Problem to solve »
Rewrite the items below, swapping every "value labels" for "data labels" and leaving everything else unchanged.

Data extract »
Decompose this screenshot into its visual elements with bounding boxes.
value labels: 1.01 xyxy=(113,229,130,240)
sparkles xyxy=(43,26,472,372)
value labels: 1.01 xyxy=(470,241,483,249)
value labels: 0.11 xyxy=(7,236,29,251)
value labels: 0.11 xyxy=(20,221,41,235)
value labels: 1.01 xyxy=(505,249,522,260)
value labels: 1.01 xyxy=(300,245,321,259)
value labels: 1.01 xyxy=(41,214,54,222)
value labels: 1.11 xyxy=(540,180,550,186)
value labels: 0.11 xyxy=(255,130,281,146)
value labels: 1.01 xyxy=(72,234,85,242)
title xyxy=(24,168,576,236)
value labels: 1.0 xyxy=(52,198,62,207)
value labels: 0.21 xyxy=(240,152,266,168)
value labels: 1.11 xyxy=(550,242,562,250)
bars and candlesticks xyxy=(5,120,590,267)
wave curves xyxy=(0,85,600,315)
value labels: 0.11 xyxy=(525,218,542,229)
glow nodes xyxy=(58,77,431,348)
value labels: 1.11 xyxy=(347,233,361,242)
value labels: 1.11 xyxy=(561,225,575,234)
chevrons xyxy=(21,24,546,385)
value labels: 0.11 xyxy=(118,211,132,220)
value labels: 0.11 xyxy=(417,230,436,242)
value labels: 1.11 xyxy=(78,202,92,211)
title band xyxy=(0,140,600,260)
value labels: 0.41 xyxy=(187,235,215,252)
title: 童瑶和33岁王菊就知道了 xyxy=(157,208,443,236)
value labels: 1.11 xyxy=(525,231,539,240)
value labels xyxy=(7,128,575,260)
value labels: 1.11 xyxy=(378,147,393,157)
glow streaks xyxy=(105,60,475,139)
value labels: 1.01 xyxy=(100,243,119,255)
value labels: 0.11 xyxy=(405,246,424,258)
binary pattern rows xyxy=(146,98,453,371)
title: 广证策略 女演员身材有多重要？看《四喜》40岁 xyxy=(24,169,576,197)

Task answer »
Decompose this screenshot into its visual elements with bounding boxes.
data labels: 1.01 xyxy=(113,229,130,240)
sparkles xyxy=(43,26,472,372)
data labels: 1.01 xyxy=(470,241,483,249)
data labels: 0.11 xyxy=(7,236,29,251)
data labels: 0.11 xyxy=(20,221,41,235)
data labels: 1.01 xyxy=(505,249,522,260)
data labels: 1.01 xyxy=(300,245,321,259)
data labels: 1.01 xyxy=(41,214,54,222)
data labels: 1.11 xyxy=(540,180,550,186)
data labels: 0.11 xyxy=(255,130,281,146)
data labels: 1.01 xyxy=(72,234,85,242)
title xyxy=(24,168,576,236)
data labels: 1.0 xyxy=(52,198,62,207)
data labels: 0.21 xyxy=(240,152,266,168)
data labels: 1.11 xyxy=(550,242,562,250)
bars and candlesticks xyxy=(5,120,590,267)
wave curves xyxy=(0,85,600,315)
data labels: 0.11 xyxy=(525,218,542,229)
glow nodes xyxy=(58,77,431,348)
data labels: 1.11 xyxy=(347,233,361,242)
data labels: 1.11 xyxy=(561,225,575,234)
chevrons xyxy=(21,24,546,385)
data labels: 0.11 xyxy=(118,211,132,220)
data labels: 0.11 xyxy=(417,230,436,242)
data labels: 1.11 xyxy=(78,202,92,211)
title band xyxy=(0,140,600,260)
data labels: 0.41 xyxy=(187,235,215,252)
title: 童瑶和33岁王菊就知道了 xyxy=(157,208,443,236)
data labels: 1.11 xyxy=(525,231,539,240)
data labels xyxy=(7,128,575,260)
data labels: 1.11 xyxy=(378,147,393,157)
glow streaks xyxy=(105,60,475,139)
data labels: 1.01 xyxy=(100,243,119,255)
data labels: 0.11 xyxy=(405,246,424,258)
binary pattern rows xyxy=(146,98,453,371)
title: 广证策略 女演员身材有多重要？看《四喜》40岁 xyxy=(24,169,576,197)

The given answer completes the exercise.